_Aufgabe:_ Setze den Text über das Hotel Mamounia nach seinem letzten Satz fort.

_Vorliegender Text:_
Ende September wurde das renovierte Hotel Mamounia neu eröffnet. „Das schönste Hotel der Welt“, heisst es in der Eigenwerbung. Tatsächlich: Der Palast ist phantastisch. Franklin Roosevelt war hier, Churchill, Charles de Gaulle, die Rolling Stones, Nelson Mandela, Helmut Kohl und natürlich Hemingway (wo war er nicht?).
Die als Mann verkleidete Marlène Dietrich küsste hier eine Frau. Die Szene, die hier 1930 für den Film „Marokko“ gedreht wurde, brachte die amerikanischen Zensoren in Wallungen. Später, 1956 realisierte Alfred Hitchcock im Mamounia den Film „Der Mann der zu viel wusste“. Eine Suite kostet heute pro Nacht bis zu 5‘000 Schweizer Franken. Ein Drink in der Bar: 70 Euro.
Yves Saint-Laurent, Paloma Picasso, Angelina Jolie etc.
Auch heute verkehren im Mamounia Könige und Staatschefs, Filmstars und FIFA-Bosse. Zur Wiedereröffnung hat das Hotel Journalisten aus aller Welt eingeladen und beflirtet. Es lohnte sich: In vielen Jubelberichten und Hochglanzreportagen erstrahlte das Fünf-Stern-Haus in neuem Glanz. Die Werbeoffensive wurde von der Regierung unterstützt. Denn Marokko will seine schönste Stadt endgültig zum Mekka der High Society machen.

[Einträge umrahmter Elemente]
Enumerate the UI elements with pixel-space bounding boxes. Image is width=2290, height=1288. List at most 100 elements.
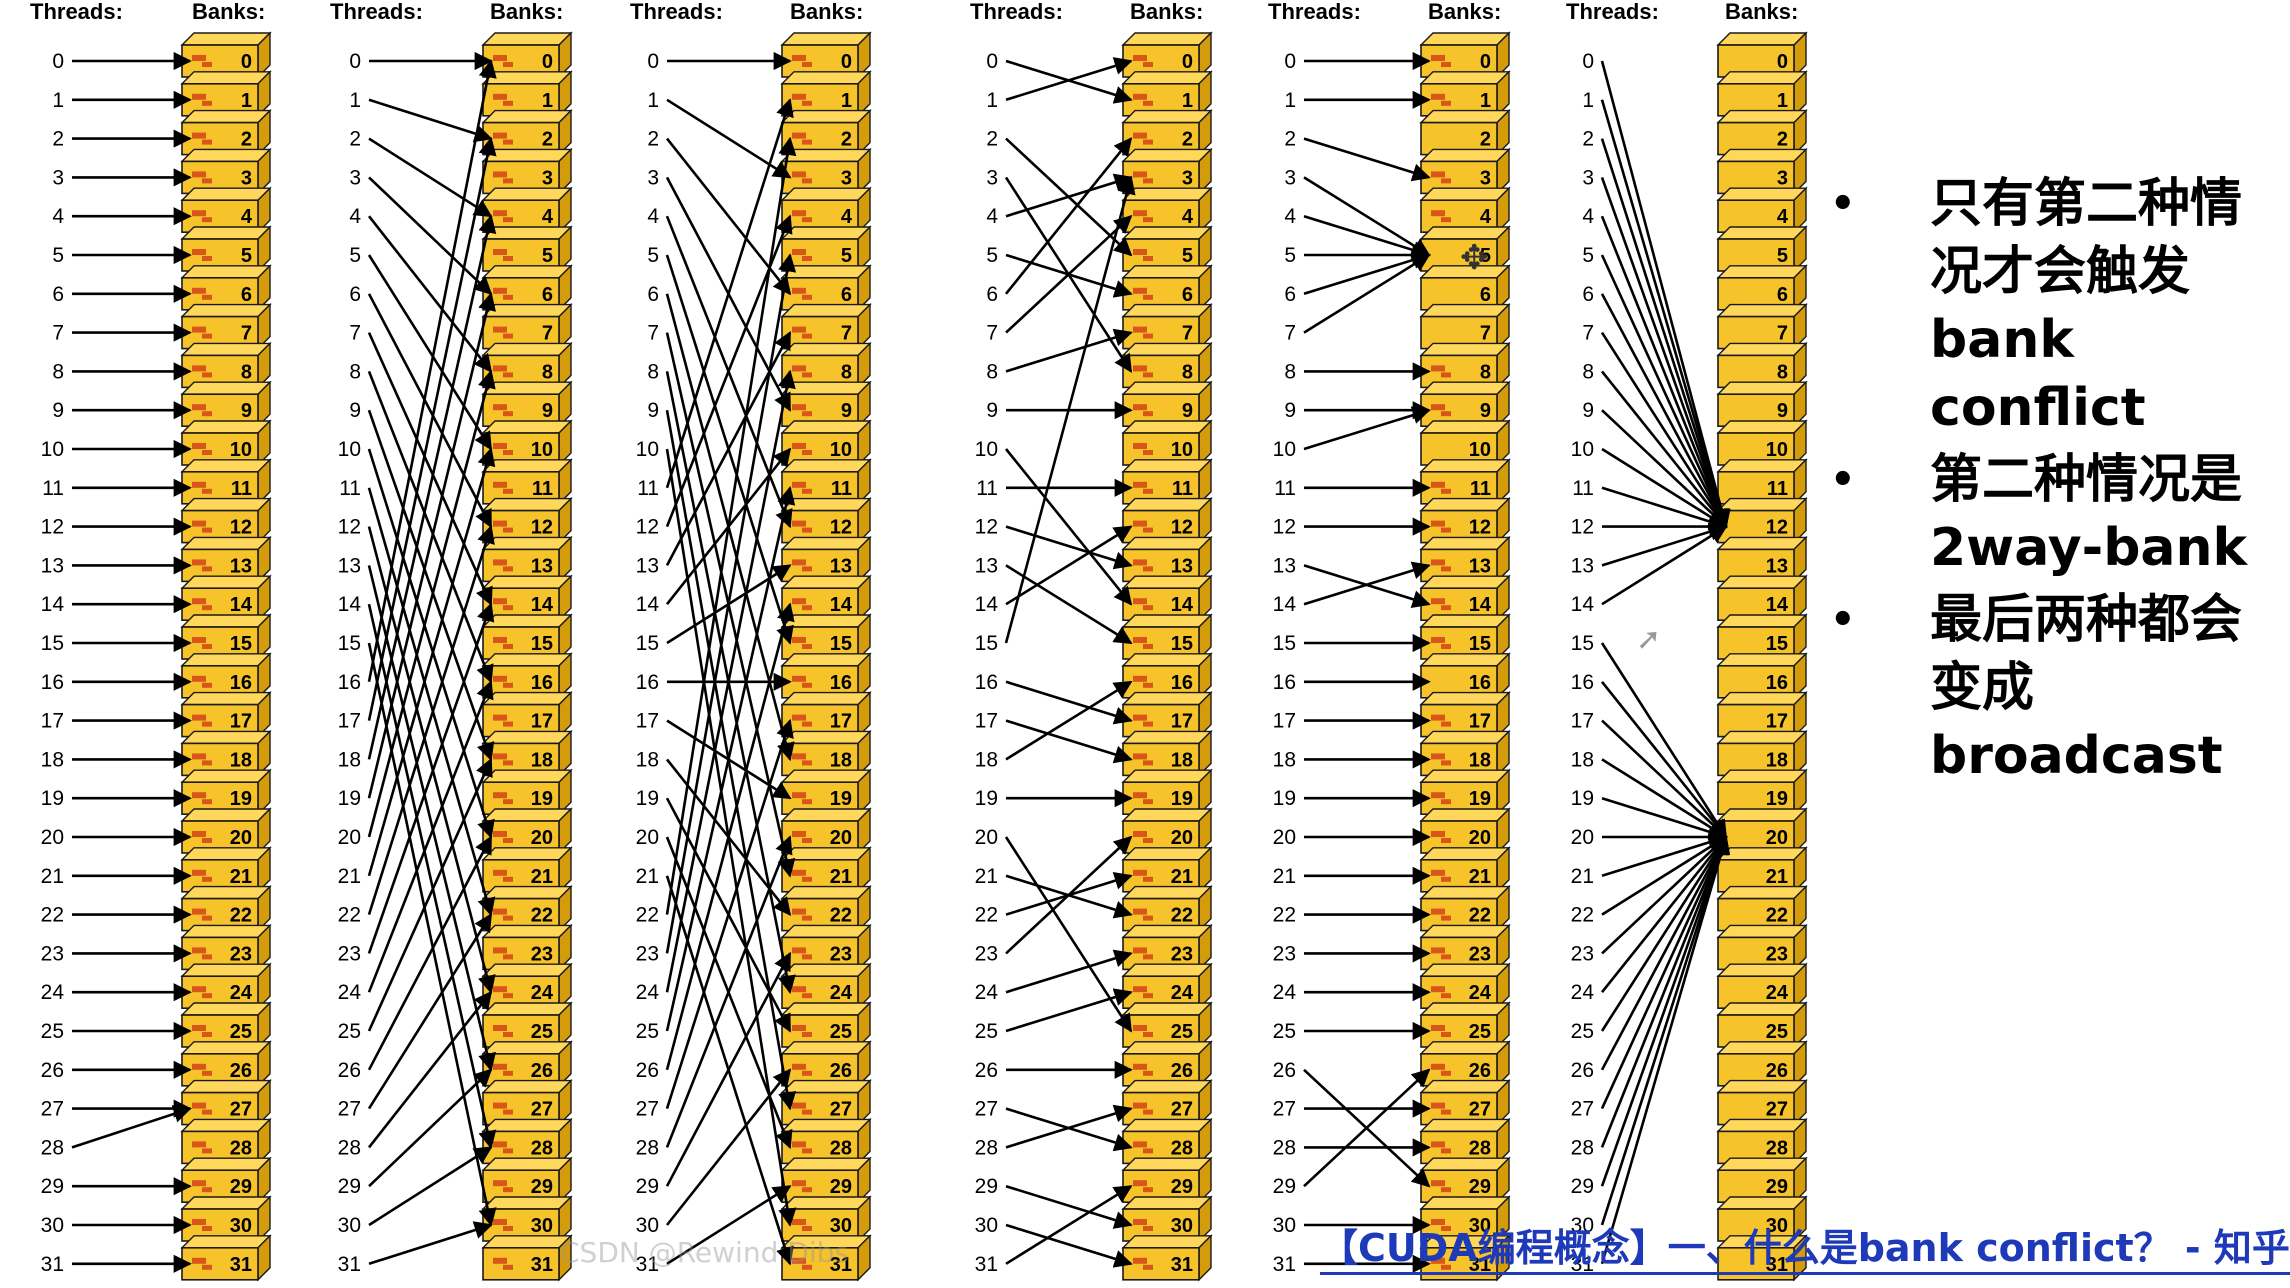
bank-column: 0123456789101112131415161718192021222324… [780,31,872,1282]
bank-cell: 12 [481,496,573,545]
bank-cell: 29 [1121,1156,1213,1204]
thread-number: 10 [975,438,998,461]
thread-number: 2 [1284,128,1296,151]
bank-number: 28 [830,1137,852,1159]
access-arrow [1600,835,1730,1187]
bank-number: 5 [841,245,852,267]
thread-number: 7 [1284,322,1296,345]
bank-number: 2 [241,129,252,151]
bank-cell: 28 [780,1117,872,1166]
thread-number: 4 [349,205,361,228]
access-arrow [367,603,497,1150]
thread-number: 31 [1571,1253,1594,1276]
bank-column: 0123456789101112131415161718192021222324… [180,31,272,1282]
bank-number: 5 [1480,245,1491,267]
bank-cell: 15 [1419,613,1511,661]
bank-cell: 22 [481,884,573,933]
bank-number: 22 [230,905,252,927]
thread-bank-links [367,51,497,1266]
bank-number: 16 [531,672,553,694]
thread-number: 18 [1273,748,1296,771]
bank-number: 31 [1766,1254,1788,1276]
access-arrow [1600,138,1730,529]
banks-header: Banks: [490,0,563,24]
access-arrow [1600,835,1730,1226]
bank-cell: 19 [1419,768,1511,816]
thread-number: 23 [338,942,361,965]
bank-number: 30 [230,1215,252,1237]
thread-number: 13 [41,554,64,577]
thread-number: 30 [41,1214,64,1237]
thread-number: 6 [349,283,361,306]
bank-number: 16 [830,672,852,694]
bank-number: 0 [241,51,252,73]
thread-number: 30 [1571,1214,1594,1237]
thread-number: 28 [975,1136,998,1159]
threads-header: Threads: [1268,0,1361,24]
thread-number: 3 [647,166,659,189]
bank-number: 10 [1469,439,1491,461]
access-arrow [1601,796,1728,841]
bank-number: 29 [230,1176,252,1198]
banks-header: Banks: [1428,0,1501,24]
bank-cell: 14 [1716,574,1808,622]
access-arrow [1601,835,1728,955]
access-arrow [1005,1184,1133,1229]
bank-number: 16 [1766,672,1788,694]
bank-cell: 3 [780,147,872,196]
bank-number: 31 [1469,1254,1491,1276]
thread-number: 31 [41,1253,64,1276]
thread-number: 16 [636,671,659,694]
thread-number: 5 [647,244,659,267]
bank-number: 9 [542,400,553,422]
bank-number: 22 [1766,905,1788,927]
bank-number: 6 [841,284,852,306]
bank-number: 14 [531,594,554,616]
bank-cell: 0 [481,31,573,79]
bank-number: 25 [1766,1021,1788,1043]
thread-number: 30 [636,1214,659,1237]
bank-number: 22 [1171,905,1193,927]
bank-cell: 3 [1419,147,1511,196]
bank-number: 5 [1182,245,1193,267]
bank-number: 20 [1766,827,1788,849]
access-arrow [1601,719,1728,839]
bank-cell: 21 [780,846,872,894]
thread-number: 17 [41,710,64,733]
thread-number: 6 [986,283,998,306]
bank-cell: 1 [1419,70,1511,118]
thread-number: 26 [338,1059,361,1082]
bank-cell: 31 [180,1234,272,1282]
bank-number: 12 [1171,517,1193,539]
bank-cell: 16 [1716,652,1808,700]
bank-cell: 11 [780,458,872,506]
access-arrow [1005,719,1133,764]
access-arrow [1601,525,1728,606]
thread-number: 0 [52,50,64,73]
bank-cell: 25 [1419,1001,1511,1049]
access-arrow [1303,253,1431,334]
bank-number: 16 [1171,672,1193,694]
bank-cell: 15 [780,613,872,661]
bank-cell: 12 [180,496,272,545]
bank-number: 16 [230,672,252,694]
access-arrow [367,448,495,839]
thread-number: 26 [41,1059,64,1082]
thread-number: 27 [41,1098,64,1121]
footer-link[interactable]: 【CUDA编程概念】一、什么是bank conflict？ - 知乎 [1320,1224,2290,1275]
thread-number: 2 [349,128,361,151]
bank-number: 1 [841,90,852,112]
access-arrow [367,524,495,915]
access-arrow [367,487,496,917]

_Antwort:_
Hier hausten sie zwar schon lange, die Schönen und Reichen dieser Welt. Schon in den wilden Siebzigerjahren gab es hier alles: Wilde Partys, Sonne und Drogen. Yves Saint-Laurent lebte in der Villa Majorelle mit seinem Freund. Pierre Balmain hatte hier seine Residenz, das Riad Dar Moha, das jetzt ein Restaurant ist. Kein französischer Staatspräsident war nicht in Marrakesch. Auch Paloma Picasso wohnt immer wieder hier, und natürlich auch Angelina Jolie und Brad Pitt. Vor drei Wochen fand das internationale Filmfestival statt. Und sie kamen, die Catherine Deneuves, Eva Mendes und Volker Schlöndorffs – begrüsst von Mohammed VI, dem „König der Moderne“.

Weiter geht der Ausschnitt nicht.